BEGIN
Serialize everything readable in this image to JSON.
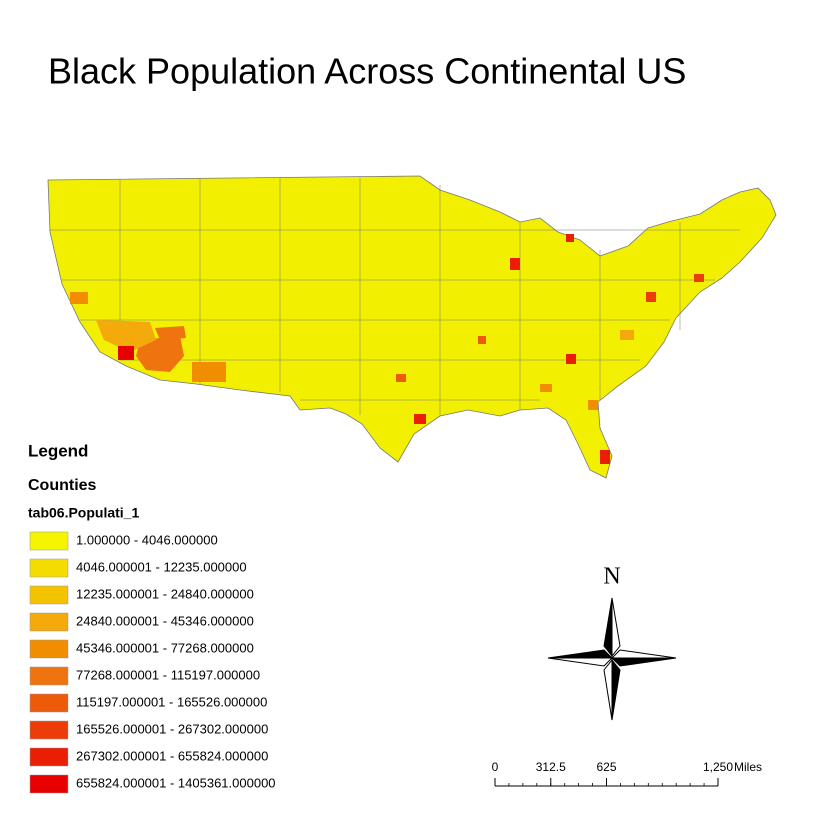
{
  "title": "Black Population Across Continental US",
  "legend": {
    "heading": "Legend",
    "layer": "Counties",
    "field": "tab06.Populati_1",
    "classes": [
      {
        "label": "1.000000 - 4046.000000",
        "color": "#f5f500"
      },
      {
        "label": "4046.000001 - 12235.000000",
        "color": "#f5dc00"
      },
      {
        "label": "12235.000001 - 24840.000000",
        "color": "#f4c300"
      },
      {
        "label": "24840.000001 - 45346.000000",
        "color": "#f3aa0a"
      },
      {
        "label": "45346.000001 - 77268.000000",
        "color": "#f18e00"
      },
      {
        "label": "77268.000001 - 115197.000000",
        "color": "#ef7410"
      },
      {
        "label": "115197.000001 - 165526.000000",
        "color": "#ed5a0a"
      },
      {
        "label": "165526.000001 - 267302.000000",
        "color": "#eb3c0a"
      },
      {
        "label": "267302.000001 - 655824.000000",
        "color": "#e91e05"
      },
      {
        "label": "655824.000001 - 1405361.000000",
        "color": "#e80000"
      }
    ]
  },
  "north_arrow": {
    "label": "N"
  },
  "scale_bar": {
    "unit": "Miles",
    "range": [
      0,
      1250
    ],
    "ticks": [
      0,
      312.5,
      625,
      {
        "value": 1250,
        "label": "1,250"
      }
    ]
  }
}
END
**Brief**
Using the records above, gather all lines where the string "color" is present.

**Full response**
        "color": "#f5f500"
        "color": "#f5dc00"
        "color": "#f4c300"
        "color": "#f3aa0a"
        "color": "#f18e00"
        "color": "#ef7410"
        "color": "#ed5a0a"
        "color": "#eb3c0a"
        "color": "#e91e05"
        "color": "#e80000"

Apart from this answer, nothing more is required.